== RECORDS FOR THIS EXERCISE ==
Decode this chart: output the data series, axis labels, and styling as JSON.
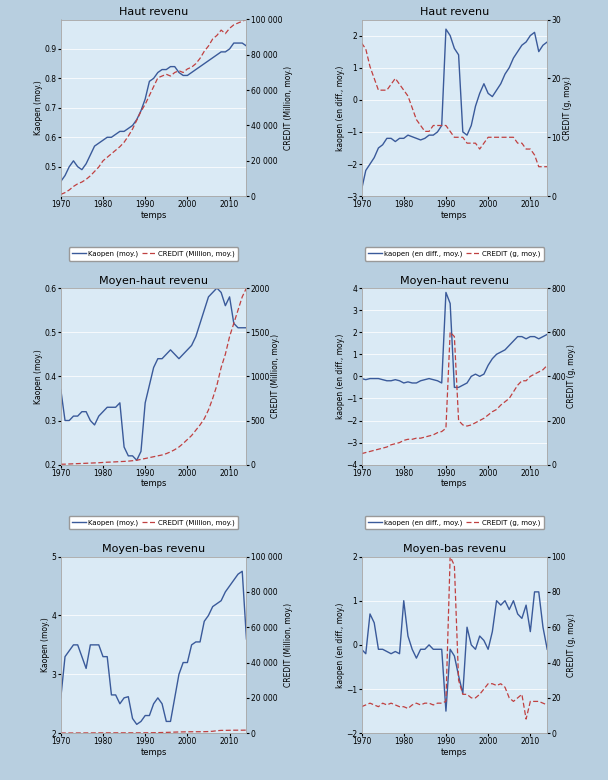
{
  "background_color": "#daeaf5",
  "figure_bg": "#b8cfe0",
  "line_color_kaopen": "#3a5a9a",
  "line_color_credit": "#c04040",
  "titles": [
    "Haut revenu",
    "Haut revenu",
    "Moyen-haut revenu",
    "Moyen-haut revenu",
    "Moyen-bas revenu",
    "Moyen-bas revenu"
  ],
  "xlabel": "temps",
  "ylabels_left": [
    "Kaopen (moy.)",
    "kaopen (en diff., moy.)",
    "Kaopen (moy.)",
    "kaopen (en diff., moy.)",
    "Kaopen (moy.)",
    "kaopen (en diff., moy.)"
  ],
  "ylabels_right": [
    "CREDIT (Million, moy.)",
    "CREDIT (g, moy.)",
    "CREDIT (Million, moy.)",
    "CREDIT (g, moy.)",
    "CREDIT (Million, moy.)",
    "CREDIT (g, moy.)"
  ],
  "legend_labels": [
    [
      "Kaopen (moy.)",
      "CREDIT (Million, moy.)"
    ],
    [
      "kaopen (en diff., moy.)",
      "CREDIT (g, moy.)"
    ],
    [
      "Kaopen (moy.)",
      "CREDIT (Million, moy.)"
    ],
    [
      "kaopen (en diff., moy.)",
      "CREDIT (g, moy.)"
    ],
    [
      "Kaopen (moy.)",
      "CREDIT (Million, moy.)"
    ],
    [
      "kaopen (en diff., moy.)",
      "CREDIT (g, moy.)"
    ]
  ],
  "years": [
    1970,
    1971,
    1972,
    1973,
    1974,
    1975,
    1976,
    1977,
    1978,
    1979,
    1980,
    1981,
    1982,
    1983,
    1984,
    1985,
    1986,
    1987,
    1988,
    1989,
    1990,
    1991,
    1992,
    1993,
    1994,
    1995,
    1996,
    1997,
    1998,
    1999,
    2000,
    2001,
    2002,
    2003,
    2004,
    2005,
    2006,
    2007,
    2008,
    2009,
    2010,
    2011,
    2012,
    2013,
    2014
  ],
  "p0_kaopen": [
    0.45,
    0.47,
    0.5,
    0.52,
    0.5,
    0.49,
    0.51,
    0.54,
    0.57,
    0.58,
    0.59,
    0.6,
    0.6,
    0.61,
    0.62,
    0.62,
    0.63,
    0.64,
    0.66,
    0.69,
    0.73,
    0.79,
    0.8,
    0.82,
    0.83,
    0.83,
    0.84,
    0.84,
    0.82,
    0.81,
    0.81,
    0.82,
    0.83,
    0.84,
    0.85,
    0.86,
    0.87,
    0.88,
    0.89,
    0.89,
    0.9,
    0.92,
    0.92,
    0.92,
    0.91
  ],
  "p0_credit": [
    1000,
    2000,
    3500,
    5500,
    7000,
    8000,
    9500,
    11500,
    14000,
    16500,
    20000,
    22000,
    24000,
    26000,
    28000,
    30500,
    34000,
    38000,
    43000,
    48000,
    52000,
    57000,
    62000,
    67000,
    68000,
    69000,
    68000,
    70000,
    71000,
    70000,
    72000,
    73000,
    75000,
    78000,
    82000,
    85000,
    89000,
    91000,
    94000,
    92000,
    95000,
    97000,
    98000,
    99000,
    100000
  ],
  "p0_ylim_l": [
    0.4,
    1.0
  ],
  "p0_ylim_r": [
    0,
    100000
  ],
  "p0_yticks_l": [
    0.5,
    0.6,
    0.7,
    0.8,
    0.9
  ],
  "p0_yticks_r": [
    0,
    20000,
    40000,
    60000,
    80000,
    100000
  ],
  "p1_kaopen": [
    -2.8,
    -2.2,
    -2.0,
    -1.8,
    -1.5,
    -1.4,
    -1.2,
    -1.2,
    -1.3,
    -1.2,
    -1.2,
    -1.1,
    -1.15,
    -1.2,
    -1.25,
    -1.2,
    -1.1,
    -1.1,
    -1.0,
    -0.8,
    2.2,
    2.0,
    1.6,
    1.4,
    -1.0,
    -1.1,
    -0.8,
    -0.2,
    0.2,
    0.5,
    0.2,
    0.1,
    0.3,
    0.5,
    0.8,
    1.0,
    1.3,
    1.5,
    1.7,
    1.8,
    2.0,
    2.1,
    1.5,
    1.7,
    1.8
  ],
  "p1_credit": [
    26,
    25,
    22,
    20,
    18,
    18,
    18,
    19,
    20,
    19,
    18,
    17,
    15,
    13,
    12,
    11,
    11,
    12,
    12,
    12,
    12,
    11,
    10,
    10,
    10,
    9,
    9,
    9,
    8,
    9,
    10,
    10,
    10,
    10,
    10,
    10,
    10,
    9,
    9,
    8,
    8,
    7,
    5,
    5,
    5
  ],
  "p1_ylim_l": [
    -3.0,
    2.5
  ],
  "p1_ylim_r": [
    0,
    30
  ],
  "p1_yticks_l": [
    -3,
    -2,
    -1,
    0,
    1,
    2
  ],
  "p1_yticks_r": [
    0,
    10,
    20,
    30
  ],
  "p2_kaopen": [
    0.37,
    0.3,
    0.3,
    0.31,
    0.31,
    0.32,
    0.32,
    0.3,
    0.29,
    0.31,
    0.32,
    0.33,
    0.33,
    0.33,
    0.34,
    0.24,
    0.22,
    0.22,
    0.21,
    0.23,
    0.34,
    0.38,
    0.42,
    0.44,
    0.44,
    0.45,
    0.46,
    0.45,
    0.44,
    0.45,
    0.46,
    0.47,
    0.49,
    0.52,
    0.55,
    0.58,
    0.59,
    0.6,
    0.59,
    0.56,
    0.58,
    0.52,
    0.51,
    0.51,
    0.51
  ],
  "p2_credit": [
    5,
    6,
    8,
    10,
    12,
    14,
    16,
    18,
    20,
    22,
    25,
    28,
    30,
    32,
    35,
    37,
    40,
    45,
    50,
    60,
    70,
    80,
    90,
    100,
    110,
    125,
    145,
    170,
    200,
    240,
    285,
    330,
    390,
    450,
    520,
    620,
    750,
    900,
    1100,
    1250,
    1450,
    1600,
    1750,
    1900,
    2000
  ],
  "p2_ylim_l": [
    0.2,
    0.6
  ],
  "p2_ylim_r": [
    0,
    2000
  ],
  "p2_yticks_l": [
    0.2,
    0.3,
    0.4,
    0.5,
    0.6
  ],
  "p2_yticks_r": [
    0,
    500,
    1000,
    1500,
    2000
  ],
  "p3_kaopen": [
    -0.1,
    -0.15,
    -0.1,
    -0.1,
    -0.1,
    -0.15,
    -0.2,
    -0.2,
    -0.15,
    -0.2,
    -0.3,
    -0.25,
    -0.3,
    -0.3,
    -0.2,
    -0.15,
    -0.1,
    -0.15,
    -0.2,
    -0.3,
    3.8,
    3.3,
    -0.5,
    -0.5,
    -0.4,
    -0.3,
    0.0,
    0.1,
    0.0,
    0.1,
    0.5,
    0.8,
    1.0,
    1.1,
    1.2,
    1.4,
    1.6,
    1.8,
    1.8,
    1.7,
    1.8,
    1.8,
    1.7,
    1.8,
    1.9
  ],
  "p3_credit": [
    50,
    55,
    60,
    65,
    70,
    75,
    80,
    90,
    95,
    100,
    110,
    115,
    115,
    120,
    120,
    125,
    130,
    135,
    145,
    150,
    165,
    600,
    580,
    200,
    180,
    175,
    180,
    190,
    200,
    210,
    225,
    240,
    250,
    270,
    285,
    300,
    330,
    360,
    380,
    380,
    400,
    410,
    420,
    430,
    450
  ],
  "p3_ylim_l": [
    -4.0,
    4.0
  ],
  "p3_ylim_r": [
    0,
    800
  ],
  "p3_yticks_l": [
    -4,
    -3,
    -2,
    -1,
    0,
    1,
    2,
    3,
    4
  ],
  "p3_yticks_r": [
    0,
    200,
    400,
    600,
    800
  ],
  "p4_kaopen": [
    2.6,
    3.3,
    3.4,
    3.5,
    3.5,
    3.3,
    3.1,
    3.5,
    3.5,
    3.5,
    3.3,
    3.3,
    2.65,
    2.65,
    2.5,
    2.6,
    2.62,
    2.25,
    2.15,
    2.2,
    2.3,
    2.3,
    2.5,
    2.6,
    2.5,
    2.2,
    2.2,
    2.6,
    3.0,
    3.2,
    3.2,
    3.5,
    3.55,
    3.55,
    3.9,
    4.0,
    4.15,
    4.2,
    4.25,
    4.4,
    4.5,
    4.6,
    4.7,
    4.75,
    3.6
  ],
  "p4_credit": [
    100,
    110,
    120,
    130,
    140,
    150,
    160,
    170,
    180,
    190,
    200,
    210,
    215,
    215,
    215,
    215,
    215,
    210,
    210,
    215,
    240,
    260,
    290,
    330,
    390,
    450,
    530,
    620,
    700,
    750,
    790,
    820,
    830,
    830,
    860,
    940,
    1100,
    1400,
    1600,
    1600,
    1650,
    1700,
    1700,
    1700,
    1750
  ],
  "p4_ylim_l": [
    2.0,
    5.0
  ],
  "p4_ylim_r": [
    0,
    100000
  ],
  "p4_yticks_l": [
    2,
    3,
    4,
    5
  ],
  "p4_yticks_r": [
    0,
    20000,
    40000,
    60000,
    80000,
    100000
  ],
  "p5_kaopen": [
    -0.1,
    -0.2,
    0.7,
    0.5,
    -0.1,
    -0.1,
    -0.15,
    -0.2,
    -0.15,
    -0.2,
    1.0,
    0.2,
    -0.1,
    -0.3,
    -0.1,
    -0.1,
    0.0,
    -0.1,
    -0.1,
    -0.1,
    -1.5,
    -0.1,
    -0.25,
    -0.7,
    -1.1,
    0.4,
    0.0,
    -0.1,
    0.2,
    0.1,
    -0.1,
    0.3,
    1.0,
    0.9,
    1.0,
    0.8,
    1.0,
    0.7,
    0.6,
    0.9,
    0.3,
    1.2,
    1.2,
    0.4,
    -0.1
  ],
  "p5_credit": [
    15,
    16,
    17,
    16,
    15,
    17,
    16,
    17,
    16,
    15,
    15,
    14,
    16,
    17,
    16,
    17,
    17,
    16,
    17,
    17,
    18,
    100,
    95,
    30,
    22,
    22,
    20,
    20,
    22,
    25,
    28,
    28,
    27,
    28,
    26,
    20,
    18,
    20,
    22,
    8,
    18,
    18,
    18,
    17,
    16
  ],
  "p5_ylim_l": [
    -2.0,
    2.0
  ],
  "p5_ylim_r": [
    0,
    100
  ],
  "p5_yticks_l": [
    -2,
    -1,
    0,
    1,
    2
  ],
  "p5_yticks_r": [
    0,
    20,
    40,
    60,
    80,
    100
  ]
}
===
SHORT PROBLEM » Give the number of lines in the entries above that include the string "Moyen". No other output is expected.

TASK SOLUTION » 4